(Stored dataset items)
— START —

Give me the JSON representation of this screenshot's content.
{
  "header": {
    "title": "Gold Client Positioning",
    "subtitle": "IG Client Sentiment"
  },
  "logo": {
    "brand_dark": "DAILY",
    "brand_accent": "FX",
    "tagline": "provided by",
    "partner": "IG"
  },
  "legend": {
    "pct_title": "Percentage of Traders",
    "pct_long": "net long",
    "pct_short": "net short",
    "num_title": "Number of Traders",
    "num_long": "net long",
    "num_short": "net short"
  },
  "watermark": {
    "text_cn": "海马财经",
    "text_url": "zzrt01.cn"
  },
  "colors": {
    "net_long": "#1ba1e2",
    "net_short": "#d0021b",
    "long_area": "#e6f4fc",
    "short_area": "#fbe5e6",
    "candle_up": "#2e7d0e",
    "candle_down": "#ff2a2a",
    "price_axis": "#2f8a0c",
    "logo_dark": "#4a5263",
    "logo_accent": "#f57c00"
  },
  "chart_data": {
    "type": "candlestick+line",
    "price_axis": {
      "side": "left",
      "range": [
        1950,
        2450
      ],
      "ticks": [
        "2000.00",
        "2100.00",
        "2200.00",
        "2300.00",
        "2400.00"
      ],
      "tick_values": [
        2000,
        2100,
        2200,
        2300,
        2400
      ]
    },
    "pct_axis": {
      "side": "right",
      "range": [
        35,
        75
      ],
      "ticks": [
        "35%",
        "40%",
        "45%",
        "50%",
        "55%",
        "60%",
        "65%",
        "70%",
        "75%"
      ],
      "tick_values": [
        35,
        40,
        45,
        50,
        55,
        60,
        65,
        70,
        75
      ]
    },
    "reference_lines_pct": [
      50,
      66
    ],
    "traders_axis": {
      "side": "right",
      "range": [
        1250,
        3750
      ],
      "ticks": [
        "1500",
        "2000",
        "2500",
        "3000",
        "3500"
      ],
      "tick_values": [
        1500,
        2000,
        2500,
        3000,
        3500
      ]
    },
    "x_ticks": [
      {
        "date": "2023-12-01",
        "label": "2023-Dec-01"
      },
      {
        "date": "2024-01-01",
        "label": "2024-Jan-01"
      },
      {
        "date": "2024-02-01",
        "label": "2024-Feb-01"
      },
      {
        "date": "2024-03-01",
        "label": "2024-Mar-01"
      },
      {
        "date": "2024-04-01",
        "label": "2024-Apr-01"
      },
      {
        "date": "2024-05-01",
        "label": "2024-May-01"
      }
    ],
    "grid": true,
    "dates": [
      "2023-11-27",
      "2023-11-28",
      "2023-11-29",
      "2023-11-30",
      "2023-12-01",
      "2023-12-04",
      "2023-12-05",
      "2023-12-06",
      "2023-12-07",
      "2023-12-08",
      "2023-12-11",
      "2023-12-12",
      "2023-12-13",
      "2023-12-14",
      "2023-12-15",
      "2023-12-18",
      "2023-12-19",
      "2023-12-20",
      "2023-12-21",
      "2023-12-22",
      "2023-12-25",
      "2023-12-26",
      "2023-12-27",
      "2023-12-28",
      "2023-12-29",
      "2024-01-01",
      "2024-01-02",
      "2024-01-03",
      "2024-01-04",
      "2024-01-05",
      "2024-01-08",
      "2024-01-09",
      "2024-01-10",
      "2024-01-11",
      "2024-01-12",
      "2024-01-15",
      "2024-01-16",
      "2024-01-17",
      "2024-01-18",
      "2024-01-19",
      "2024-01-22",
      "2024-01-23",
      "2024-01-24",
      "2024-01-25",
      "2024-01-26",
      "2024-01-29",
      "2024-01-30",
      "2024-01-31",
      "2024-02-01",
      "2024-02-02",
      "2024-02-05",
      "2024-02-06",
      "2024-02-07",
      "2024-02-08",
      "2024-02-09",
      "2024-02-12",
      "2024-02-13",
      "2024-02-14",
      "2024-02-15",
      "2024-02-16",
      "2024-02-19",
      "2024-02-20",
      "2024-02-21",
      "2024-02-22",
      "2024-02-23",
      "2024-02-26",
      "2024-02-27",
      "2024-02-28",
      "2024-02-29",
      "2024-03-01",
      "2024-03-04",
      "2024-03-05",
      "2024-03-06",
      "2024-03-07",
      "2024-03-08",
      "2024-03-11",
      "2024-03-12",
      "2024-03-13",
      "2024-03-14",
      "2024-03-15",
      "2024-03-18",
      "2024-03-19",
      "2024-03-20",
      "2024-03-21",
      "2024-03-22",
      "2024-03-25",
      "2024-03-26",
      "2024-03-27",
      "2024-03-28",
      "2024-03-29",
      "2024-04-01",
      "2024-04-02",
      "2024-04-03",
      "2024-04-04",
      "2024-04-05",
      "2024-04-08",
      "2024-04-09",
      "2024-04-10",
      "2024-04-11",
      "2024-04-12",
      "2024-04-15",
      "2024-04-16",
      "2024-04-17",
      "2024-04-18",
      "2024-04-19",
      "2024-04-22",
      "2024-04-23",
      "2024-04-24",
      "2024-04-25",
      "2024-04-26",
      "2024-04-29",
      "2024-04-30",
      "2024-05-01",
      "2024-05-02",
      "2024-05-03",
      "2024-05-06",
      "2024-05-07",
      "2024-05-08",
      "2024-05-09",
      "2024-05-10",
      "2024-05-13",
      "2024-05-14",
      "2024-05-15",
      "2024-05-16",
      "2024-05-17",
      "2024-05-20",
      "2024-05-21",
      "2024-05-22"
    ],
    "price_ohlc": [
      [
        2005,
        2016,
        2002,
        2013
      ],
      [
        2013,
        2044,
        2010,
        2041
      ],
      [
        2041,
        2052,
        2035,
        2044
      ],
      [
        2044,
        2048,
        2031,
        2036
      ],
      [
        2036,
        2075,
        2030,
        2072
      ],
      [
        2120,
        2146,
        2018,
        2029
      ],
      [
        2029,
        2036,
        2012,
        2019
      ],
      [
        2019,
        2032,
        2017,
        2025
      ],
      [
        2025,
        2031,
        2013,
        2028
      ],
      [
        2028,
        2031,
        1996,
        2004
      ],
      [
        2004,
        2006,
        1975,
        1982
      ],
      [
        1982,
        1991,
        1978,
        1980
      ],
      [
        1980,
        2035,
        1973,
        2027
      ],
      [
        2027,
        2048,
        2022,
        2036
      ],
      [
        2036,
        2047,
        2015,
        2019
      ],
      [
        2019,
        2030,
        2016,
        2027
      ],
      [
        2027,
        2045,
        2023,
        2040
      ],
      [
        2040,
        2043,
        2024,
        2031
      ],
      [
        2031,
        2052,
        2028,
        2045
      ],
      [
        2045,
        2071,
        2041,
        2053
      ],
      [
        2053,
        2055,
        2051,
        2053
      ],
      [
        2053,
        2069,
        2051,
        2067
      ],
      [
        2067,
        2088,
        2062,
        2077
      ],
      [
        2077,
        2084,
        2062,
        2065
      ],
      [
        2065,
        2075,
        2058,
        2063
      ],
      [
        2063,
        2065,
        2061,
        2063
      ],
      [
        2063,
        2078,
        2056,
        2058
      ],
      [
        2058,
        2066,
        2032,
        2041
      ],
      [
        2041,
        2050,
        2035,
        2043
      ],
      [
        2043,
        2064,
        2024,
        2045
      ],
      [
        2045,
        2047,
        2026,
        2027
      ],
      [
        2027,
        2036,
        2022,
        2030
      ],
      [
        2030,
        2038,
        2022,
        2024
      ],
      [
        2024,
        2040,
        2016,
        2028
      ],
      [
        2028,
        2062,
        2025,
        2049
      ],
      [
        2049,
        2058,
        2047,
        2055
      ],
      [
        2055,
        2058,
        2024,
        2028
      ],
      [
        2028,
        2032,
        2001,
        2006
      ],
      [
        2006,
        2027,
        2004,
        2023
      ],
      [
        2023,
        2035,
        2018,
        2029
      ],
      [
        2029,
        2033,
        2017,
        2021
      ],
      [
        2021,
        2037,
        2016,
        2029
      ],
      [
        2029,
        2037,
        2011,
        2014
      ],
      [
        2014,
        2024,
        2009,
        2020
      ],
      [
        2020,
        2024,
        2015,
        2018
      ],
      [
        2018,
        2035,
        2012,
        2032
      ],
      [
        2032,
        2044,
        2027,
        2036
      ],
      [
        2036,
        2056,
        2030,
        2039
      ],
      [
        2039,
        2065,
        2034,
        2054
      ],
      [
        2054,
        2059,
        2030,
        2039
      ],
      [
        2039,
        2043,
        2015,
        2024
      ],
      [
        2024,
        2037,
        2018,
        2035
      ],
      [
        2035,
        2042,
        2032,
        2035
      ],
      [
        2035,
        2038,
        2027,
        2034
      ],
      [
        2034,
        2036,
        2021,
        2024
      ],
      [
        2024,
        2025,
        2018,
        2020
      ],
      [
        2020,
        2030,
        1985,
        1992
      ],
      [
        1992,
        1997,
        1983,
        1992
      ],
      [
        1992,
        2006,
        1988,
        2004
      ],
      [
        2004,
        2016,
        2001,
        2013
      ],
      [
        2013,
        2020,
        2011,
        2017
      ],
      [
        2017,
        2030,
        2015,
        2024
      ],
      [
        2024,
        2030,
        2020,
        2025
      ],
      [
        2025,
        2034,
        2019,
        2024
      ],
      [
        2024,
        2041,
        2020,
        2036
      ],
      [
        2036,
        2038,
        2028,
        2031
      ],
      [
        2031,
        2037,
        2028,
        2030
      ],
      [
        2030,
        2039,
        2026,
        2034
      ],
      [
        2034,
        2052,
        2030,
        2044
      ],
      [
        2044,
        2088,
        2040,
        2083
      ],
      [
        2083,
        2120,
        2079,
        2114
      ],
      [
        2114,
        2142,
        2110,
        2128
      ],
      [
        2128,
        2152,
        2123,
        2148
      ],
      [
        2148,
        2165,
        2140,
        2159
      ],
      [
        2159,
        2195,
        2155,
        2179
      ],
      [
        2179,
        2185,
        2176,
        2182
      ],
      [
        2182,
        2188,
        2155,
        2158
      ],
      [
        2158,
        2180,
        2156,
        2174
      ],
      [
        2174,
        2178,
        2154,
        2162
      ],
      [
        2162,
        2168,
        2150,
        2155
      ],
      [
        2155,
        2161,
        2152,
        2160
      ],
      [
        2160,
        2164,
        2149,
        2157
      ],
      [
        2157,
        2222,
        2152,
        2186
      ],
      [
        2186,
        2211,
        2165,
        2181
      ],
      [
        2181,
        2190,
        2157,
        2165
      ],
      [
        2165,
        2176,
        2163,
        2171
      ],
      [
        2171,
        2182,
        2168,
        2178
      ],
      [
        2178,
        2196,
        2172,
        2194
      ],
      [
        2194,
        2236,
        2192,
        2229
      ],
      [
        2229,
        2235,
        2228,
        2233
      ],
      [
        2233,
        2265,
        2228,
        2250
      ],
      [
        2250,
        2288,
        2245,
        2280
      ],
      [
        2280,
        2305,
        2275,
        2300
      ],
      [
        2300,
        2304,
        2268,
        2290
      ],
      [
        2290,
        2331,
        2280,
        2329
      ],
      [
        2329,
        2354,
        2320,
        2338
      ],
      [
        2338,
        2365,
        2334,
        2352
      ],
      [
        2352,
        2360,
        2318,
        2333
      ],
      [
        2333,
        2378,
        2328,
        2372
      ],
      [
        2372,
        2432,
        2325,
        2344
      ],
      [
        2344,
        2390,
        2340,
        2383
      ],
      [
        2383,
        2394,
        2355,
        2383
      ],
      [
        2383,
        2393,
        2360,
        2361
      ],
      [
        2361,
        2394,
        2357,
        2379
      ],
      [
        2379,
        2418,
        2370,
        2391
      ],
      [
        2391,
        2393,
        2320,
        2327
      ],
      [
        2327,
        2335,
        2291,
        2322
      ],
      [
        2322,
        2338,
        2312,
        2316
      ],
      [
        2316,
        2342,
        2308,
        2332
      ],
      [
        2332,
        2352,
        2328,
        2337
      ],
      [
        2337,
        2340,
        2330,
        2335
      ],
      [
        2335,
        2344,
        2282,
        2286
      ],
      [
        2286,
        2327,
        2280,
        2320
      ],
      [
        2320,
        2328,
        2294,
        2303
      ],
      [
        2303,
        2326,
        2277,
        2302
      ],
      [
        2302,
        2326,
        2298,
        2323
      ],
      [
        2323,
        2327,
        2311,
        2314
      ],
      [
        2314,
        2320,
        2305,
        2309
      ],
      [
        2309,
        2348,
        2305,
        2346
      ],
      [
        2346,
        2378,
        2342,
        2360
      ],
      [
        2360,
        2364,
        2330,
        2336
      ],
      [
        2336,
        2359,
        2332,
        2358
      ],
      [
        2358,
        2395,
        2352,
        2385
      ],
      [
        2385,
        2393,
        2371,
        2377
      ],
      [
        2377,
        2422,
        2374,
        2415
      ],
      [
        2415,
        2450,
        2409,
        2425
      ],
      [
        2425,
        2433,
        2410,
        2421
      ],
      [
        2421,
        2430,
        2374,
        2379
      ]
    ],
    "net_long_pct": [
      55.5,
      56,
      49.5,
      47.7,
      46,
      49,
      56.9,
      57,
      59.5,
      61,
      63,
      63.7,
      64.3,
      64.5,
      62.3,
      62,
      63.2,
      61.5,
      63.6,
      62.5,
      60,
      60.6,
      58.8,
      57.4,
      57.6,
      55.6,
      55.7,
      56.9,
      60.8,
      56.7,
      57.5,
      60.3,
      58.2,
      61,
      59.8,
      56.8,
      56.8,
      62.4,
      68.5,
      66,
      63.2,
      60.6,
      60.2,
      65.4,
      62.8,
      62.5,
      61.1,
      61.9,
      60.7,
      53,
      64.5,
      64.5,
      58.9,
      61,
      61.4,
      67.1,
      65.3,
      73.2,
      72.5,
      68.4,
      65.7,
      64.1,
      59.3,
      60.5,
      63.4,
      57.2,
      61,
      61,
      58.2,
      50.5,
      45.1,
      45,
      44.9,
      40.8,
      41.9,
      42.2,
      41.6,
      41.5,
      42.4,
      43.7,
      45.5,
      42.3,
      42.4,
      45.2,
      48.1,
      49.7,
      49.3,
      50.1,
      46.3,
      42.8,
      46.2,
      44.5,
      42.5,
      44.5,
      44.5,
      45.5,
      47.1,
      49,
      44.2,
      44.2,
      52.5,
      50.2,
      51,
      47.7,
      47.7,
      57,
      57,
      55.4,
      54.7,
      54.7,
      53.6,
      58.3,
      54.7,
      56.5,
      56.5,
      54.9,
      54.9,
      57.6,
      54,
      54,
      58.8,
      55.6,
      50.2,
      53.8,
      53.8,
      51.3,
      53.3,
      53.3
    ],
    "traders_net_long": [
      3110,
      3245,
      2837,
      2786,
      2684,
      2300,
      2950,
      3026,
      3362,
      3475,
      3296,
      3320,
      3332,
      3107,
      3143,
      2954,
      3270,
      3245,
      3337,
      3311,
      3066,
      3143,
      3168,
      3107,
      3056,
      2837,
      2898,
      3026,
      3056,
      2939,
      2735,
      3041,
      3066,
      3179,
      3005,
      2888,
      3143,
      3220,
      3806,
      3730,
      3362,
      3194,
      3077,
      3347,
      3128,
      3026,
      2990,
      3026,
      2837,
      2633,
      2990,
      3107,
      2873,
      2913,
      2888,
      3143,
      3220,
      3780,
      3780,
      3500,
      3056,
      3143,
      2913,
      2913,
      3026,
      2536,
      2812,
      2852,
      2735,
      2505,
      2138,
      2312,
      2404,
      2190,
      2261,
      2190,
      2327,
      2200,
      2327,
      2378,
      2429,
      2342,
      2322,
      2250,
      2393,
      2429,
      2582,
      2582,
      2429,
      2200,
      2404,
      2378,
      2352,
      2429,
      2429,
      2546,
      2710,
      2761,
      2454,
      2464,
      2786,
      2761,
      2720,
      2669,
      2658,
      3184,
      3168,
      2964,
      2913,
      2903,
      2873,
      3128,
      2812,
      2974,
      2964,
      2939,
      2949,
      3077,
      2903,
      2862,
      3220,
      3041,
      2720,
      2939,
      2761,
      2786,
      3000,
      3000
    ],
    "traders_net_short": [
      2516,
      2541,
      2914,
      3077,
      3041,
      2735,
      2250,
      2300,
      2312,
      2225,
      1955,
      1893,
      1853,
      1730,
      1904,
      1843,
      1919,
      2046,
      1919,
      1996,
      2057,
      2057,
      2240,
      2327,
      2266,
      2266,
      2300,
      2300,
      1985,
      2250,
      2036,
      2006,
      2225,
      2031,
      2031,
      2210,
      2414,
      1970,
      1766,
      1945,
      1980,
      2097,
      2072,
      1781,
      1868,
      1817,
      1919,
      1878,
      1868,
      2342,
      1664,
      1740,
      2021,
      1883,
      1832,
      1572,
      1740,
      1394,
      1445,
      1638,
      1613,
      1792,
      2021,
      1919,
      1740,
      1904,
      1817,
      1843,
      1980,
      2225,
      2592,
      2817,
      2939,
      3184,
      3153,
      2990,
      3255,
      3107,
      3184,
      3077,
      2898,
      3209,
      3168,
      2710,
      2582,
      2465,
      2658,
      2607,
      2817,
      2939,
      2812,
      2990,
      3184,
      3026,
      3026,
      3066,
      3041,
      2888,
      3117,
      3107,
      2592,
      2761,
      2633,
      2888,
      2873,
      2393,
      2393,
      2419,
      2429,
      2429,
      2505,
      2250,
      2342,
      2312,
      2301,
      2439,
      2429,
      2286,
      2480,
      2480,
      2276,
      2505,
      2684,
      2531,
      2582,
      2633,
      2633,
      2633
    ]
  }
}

— END —

■ **Stated task**
Pull out every line above that holds the word "Client".

■ **Response**
    "title": "Gold Client Positioning",
    "subtitle": "IG Client Sentiment"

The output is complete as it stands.